REQUIREMENT: Write out each line from the data below that includes the word "type".

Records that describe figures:

==================================================

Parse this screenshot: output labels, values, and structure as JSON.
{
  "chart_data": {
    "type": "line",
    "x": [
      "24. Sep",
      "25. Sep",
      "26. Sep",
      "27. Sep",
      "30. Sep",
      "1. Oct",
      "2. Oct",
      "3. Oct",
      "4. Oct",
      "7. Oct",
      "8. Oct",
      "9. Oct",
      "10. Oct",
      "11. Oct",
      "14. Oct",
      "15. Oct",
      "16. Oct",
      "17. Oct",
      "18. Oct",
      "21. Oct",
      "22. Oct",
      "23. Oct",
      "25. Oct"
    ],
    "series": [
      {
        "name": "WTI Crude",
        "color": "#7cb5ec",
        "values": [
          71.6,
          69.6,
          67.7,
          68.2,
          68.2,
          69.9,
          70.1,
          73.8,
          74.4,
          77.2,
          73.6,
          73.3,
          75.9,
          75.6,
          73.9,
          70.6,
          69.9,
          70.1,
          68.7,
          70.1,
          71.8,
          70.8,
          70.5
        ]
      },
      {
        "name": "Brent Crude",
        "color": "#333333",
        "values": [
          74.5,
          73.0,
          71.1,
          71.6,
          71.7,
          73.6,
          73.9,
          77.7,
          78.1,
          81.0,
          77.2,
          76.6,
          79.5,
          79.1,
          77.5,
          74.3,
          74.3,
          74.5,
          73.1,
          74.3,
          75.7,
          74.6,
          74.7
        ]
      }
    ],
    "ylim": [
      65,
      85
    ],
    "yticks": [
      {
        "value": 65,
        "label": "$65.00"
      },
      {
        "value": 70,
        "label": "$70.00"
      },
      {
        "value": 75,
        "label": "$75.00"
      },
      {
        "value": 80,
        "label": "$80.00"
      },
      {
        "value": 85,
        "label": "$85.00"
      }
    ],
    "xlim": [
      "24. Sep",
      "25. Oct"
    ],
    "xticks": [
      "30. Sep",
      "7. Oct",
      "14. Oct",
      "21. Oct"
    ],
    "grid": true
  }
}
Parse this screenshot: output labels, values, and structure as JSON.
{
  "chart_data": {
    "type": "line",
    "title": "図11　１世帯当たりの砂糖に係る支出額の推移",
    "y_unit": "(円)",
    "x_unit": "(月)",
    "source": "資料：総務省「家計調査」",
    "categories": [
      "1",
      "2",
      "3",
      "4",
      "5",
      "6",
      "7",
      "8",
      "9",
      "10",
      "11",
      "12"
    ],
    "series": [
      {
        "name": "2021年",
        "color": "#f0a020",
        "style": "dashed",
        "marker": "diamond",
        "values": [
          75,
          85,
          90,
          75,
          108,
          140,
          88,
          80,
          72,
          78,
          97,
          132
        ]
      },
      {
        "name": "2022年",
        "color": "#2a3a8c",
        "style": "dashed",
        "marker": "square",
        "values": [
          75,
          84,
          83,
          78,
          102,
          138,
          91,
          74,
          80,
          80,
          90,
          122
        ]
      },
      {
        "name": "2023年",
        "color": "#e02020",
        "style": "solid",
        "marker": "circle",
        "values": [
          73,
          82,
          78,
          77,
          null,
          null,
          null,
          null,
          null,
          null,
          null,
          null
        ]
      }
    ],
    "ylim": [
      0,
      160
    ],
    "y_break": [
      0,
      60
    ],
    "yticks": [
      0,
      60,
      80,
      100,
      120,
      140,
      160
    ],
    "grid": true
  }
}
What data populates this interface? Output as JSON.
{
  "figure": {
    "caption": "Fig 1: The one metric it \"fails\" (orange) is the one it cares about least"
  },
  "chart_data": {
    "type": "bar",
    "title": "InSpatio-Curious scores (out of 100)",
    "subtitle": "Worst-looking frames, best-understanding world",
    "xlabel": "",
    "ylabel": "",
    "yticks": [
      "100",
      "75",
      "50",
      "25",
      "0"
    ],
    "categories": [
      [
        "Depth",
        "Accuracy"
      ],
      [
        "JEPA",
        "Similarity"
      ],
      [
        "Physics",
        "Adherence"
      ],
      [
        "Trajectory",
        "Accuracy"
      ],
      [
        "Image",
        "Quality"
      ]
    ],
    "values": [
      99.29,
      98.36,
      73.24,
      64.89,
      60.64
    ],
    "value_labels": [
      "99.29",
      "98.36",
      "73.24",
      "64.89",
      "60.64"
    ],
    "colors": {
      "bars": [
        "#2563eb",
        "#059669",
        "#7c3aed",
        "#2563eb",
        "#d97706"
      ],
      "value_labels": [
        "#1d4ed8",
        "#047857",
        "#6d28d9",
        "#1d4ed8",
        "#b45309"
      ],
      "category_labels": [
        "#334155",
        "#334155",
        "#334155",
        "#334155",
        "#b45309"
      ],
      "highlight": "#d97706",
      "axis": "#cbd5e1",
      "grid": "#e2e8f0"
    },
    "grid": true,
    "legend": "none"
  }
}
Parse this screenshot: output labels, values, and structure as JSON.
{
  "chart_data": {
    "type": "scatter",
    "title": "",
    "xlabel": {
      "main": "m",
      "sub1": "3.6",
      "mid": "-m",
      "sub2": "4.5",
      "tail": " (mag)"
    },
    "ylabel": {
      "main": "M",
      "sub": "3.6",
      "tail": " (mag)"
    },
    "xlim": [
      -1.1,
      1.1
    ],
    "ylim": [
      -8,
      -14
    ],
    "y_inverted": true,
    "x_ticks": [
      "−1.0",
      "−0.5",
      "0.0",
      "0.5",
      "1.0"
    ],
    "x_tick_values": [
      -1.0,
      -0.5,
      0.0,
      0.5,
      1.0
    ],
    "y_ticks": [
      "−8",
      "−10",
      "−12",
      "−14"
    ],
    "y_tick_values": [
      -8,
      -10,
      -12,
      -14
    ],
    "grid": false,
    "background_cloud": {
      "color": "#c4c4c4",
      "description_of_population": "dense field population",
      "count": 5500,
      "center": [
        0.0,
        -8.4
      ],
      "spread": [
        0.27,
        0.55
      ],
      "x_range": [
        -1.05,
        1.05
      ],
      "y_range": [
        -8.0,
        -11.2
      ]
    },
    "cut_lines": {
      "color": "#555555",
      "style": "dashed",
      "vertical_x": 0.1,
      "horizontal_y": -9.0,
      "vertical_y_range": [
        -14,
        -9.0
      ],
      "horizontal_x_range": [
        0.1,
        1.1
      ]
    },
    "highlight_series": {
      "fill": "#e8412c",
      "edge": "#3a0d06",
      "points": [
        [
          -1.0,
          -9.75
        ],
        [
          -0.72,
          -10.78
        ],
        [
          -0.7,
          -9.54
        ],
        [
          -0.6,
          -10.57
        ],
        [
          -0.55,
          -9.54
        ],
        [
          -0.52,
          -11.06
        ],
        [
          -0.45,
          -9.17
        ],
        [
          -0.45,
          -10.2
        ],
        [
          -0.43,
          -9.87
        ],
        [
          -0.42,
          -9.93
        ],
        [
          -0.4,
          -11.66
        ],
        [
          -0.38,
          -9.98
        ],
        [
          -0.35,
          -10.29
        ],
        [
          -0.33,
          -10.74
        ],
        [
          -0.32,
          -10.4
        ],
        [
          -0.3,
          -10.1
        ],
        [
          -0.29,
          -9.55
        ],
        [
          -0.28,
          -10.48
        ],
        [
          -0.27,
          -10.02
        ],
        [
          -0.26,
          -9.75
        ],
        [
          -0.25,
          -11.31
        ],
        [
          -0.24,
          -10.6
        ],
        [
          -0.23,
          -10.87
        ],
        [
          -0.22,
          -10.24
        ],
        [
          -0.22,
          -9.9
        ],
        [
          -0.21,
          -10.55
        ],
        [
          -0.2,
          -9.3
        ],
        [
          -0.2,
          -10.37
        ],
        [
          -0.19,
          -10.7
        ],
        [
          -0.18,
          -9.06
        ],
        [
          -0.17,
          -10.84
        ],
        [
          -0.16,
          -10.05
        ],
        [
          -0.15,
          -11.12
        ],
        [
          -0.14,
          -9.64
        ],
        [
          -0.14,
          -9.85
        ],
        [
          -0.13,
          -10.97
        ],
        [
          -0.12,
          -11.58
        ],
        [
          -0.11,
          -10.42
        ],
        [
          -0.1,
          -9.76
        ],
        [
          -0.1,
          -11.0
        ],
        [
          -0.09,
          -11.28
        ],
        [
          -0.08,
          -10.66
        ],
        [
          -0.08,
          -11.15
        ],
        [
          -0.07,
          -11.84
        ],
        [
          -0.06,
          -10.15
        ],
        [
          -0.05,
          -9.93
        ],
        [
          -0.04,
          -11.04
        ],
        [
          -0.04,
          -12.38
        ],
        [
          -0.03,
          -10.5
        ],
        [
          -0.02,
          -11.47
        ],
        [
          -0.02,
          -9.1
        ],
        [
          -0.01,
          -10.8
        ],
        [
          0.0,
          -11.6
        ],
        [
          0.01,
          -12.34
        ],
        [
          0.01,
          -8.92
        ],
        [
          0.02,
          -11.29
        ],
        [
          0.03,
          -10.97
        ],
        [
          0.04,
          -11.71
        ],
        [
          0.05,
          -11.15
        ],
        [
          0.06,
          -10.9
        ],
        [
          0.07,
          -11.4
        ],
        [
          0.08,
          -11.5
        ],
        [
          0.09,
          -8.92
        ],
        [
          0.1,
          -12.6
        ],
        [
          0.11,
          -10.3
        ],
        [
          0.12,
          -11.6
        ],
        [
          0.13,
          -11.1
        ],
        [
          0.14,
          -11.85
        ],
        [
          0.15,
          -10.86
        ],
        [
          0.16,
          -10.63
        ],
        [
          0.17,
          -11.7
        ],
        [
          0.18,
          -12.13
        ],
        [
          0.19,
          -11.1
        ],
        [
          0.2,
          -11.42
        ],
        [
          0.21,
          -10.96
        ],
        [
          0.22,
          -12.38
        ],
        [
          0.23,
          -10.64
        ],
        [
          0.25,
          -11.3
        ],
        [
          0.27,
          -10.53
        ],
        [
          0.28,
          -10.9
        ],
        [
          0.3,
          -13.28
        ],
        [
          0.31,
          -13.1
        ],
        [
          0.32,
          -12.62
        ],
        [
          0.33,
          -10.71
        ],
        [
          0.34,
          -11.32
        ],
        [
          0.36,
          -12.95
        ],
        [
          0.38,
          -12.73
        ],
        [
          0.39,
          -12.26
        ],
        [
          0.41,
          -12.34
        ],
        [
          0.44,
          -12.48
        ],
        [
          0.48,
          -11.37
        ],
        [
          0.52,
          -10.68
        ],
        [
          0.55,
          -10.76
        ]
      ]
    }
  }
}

==================================================

REPLY TO THE EXERCISE:
    "type": "line",
    "type": "line",
    "type": "bar",
    "type": "scatter",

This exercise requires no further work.